What you will do
Reproduce all entries verbatim, with nothing added or dropped.

Stored entries

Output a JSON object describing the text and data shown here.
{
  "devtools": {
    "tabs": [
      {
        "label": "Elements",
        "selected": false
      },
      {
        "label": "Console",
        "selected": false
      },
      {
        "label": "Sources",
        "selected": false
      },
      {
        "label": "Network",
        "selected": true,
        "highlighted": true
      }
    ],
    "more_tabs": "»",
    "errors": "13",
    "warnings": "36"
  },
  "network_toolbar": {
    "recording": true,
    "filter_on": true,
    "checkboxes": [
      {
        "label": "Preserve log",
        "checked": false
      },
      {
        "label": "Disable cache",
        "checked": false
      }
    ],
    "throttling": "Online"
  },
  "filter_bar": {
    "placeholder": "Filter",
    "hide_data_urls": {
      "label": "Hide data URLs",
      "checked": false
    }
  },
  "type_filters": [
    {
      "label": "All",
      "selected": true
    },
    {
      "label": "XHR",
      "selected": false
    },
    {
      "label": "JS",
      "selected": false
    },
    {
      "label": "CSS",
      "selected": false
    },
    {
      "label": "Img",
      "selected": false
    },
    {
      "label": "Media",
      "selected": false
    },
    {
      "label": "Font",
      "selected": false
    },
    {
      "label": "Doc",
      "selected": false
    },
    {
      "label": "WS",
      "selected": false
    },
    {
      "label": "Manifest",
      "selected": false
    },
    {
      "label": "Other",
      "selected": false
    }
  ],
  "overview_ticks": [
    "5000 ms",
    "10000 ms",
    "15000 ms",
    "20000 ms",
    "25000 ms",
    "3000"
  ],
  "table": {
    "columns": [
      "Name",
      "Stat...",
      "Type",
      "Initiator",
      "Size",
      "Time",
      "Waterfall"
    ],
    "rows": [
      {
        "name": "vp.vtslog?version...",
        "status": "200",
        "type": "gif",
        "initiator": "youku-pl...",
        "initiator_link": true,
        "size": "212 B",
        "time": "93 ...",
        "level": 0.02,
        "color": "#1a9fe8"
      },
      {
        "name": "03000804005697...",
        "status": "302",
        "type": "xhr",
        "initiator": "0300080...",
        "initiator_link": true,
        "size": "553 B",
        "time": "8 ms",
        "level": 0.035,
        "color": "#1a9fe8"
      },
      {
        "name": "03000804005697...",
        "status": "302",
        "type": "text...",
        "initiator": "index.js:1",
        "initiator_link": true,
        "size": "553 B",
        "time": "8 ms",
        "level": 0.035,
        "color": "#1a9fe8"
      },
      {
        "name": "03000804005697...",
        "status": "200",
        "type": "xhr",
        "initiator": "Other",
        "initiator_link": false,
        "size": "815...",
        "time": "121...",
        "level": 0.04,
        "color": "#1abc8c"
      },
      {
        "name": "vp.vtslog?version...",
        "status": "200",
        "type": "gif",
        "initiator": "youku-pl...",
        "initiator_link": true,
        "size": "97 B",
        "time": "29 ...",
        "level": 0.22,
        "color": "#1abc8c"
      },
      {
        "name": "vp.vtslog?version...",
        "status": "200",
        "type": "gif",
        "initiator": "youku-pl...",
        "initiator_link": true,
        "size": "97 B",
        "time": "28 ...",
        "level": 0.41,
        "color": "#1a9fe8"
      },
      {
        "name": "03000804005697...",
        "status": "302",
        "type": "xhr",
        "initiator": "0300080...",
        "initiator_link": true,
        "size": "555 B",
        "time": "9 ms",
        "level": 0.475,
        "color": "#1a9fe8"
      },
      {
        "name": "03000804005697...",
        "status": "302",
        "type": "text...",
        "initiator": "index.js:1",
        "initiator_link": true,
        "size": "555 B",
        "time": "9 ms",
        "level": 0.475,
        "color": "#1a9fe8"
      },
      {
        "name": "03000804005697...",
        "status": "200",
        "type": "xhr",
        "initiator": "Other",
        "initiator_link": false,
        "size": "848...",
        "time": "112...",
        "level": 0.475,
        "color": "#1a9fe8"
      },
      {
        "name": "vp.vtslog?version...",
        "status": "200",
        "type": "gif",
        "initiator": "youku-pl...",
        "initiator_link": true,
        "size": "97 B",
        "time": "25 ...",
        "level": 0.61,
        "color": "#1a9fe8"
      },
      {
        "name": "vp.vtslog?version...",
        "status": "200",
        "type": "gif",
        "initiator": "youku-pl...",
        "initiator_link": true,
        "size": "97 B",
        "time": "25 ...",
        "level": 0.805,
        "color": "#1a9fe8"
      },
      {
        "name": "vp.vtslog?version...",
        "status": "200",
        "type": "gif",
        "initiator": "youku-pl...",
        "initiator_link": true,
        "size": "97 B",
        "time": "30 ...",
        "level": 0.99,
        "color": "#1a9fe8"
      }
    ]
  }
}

Solution to this problem
Output a JSON object describing the text and data shown here.
{
  "devtools": {
    "tabs": [
      {
        "label": "Elements",
        "selected": false
      },
      {
        "label": "Console",
        "selected": false
      },
      {
        "label": "Sources",
        "selected": false
      },
      {
        "label": "Network",
        "selected": true,
        "highlighted": true
      }
    ],
    "more_tabs": "»",
    "errors": "13",
    "warnings": "36"
  },
  "network_toolbar": {
    "recording": true,
    "filter_on": true,
    "checkboxes": [
      {
        "label": "Preserve log",
        "checked": false
      },
      {
        "label": "Disable cache",
        "checked": false
      }
    ],
    "throttling": "Online"
  },
  "filter_bar": {
    "placeholder": "Filter",
    "hide_data_urls": {
      "label": "Hide data URLs",
      "checked": false
    }
  },
  "type_filters": [
    {
      "label": "All",
      "selected": true
    },
    {
      "label": "XHR",
      "selected": false
    },
    {
      "label": "JS",
      "selected": false
    },
    {
      "label": "CSS",
      "selected": false
    },
    {
      "label": "Img",
      "selected": false
    },
    {
      "label": "Media",
      "selected": false
    },
    {
      "label": "Font",
      "selected": false
    },
    {
      "label": "Doc",
      "selected": false
    },
    {
      "label": "WS",
      "selected": false
    },
    {
      "label": "Manifest",
      "selected": false
    },
    {
      "label": "Other",
      "selected": false
    }
  ],
  "overview_ticks": [
    "5000 ms",
    "10000 ms",
    "15000 ms",
    "20000 ms",
    "25000 ms",
    "3000"
  ],
  "table": {
    "columns": [
      "Name",
      "Stat...",
      "Type",
      "Initiator",
      "Size",
      "Time",
      "Waterfall"
    ],
    "rows": [
      {
        "name": "vp.vtslog?version...",
        "status": "200",
        "type": "gif",
        "initiator": "youku-pl...",
        "initiator_link": true,
        "size": "212 B",
        "time": "93 ...",
        "level": 0.02,
        "color": "#1a9fe8"
      },
      {
        "name": "03000804005697...",
        "status": "302",
        "type": "xhr",
        "initiator": "0300080...",
        "initiator_link": true,
        "size": "553 B",
        "time": "8 ms",
        "level": 0.035,
        "color": "#1a9fe8"
      },
      {
        "name": "03000804005697...",
        "status": "302",
        "type": "text...",
        "initiator": "index.js:1",
        "initiator_link": true,
        "size": "553 B",
        "time": "8 ms",
        "level": 0.035,
        "color": "#1a9fe8"
      },
      {
        "name": "03000804005697...",
        "status": "200",
        "type": "xhr",
        "initiator": "Other",
        "initiator_link": false,
        "size": "815...",
        "time": "121...",
        "level": 0.04,
        "color": "#1abc8c"
      },
      {
        "name": "vp.vtslog?version...",
        "status": "200",
        "type": "gif",
        "initiator": "youku-pl...",
        "initiator_link": true,
        "size": "97 B",
        "time": "29 ...",
        "level": 0.22,
        "color": "#1abc8c"
      },
      {
        "name": "vp.vtslog?version...",
        "status": "200",
        "type": "gif",
        "initiator": "youku-pl...",
        "initiator_link": true,
        "size": "97 B",
        "time": "28 ...",
        "level": 0.41,
        "color": "#1a9fe8"
      },
      {
        "name": "03000804005697...",
        "status": "302",
        "type": "xhr",
        "initiator": "0300080...",
        "initiator_link": true,
        "size": "555 B",
        "time": "9 ms",
        "level": 0.475,
        "color": "#1a9fe8"
      },
      {
        "name": "03000804005697...",
        "status": "302",
        "type": "text...",
        "initiator": "index.js:1",
        "initiator_link": true,
        "size": "555 B",
        "time": "9 ms",
        "level": 0.475,
        "color": "#1a9fe8"
      },
      {
        "name": "03000804005697...",
        "status": "200",
        "type": "xhr",
        "initiator": "Other",
        "initiator_link": false,
        "size": "848...",
        "time": "112...",
        "level": 0.475,
        "color": "#1a9fe8"
      },
      {
        "name": "vp.vtslog?version...",
        "status": "200",
        "type": "gif",
        "initiator": "youku-pl...",
        "initiator_link": true,
        "size": "97 B",
        "time": "25 ...",
        "level": 0.61,
        "color": "#1a9fe8"
      },
      {
        "name": "vp.vtslog?version...",
        "status": "200",
        "type": "gif",
        "initiator": "youku-pl...",
        "initiator_link": true,
        "size": "97 B",
        "time": "25 ...",
        "level": 0.805,
        "color": "#1a9fe8"
      },
      {
        "name": "vp.vtslog?version...",
        "status": "200",
        "type": "gif",
        "initiator": "youku-pl...",
        "initiator_link": true,
        "size": "97 B",
        "time": "30 ...",
        "level": 0.99,
        "color": "#1a9fe8"
      }
    ]
  }
}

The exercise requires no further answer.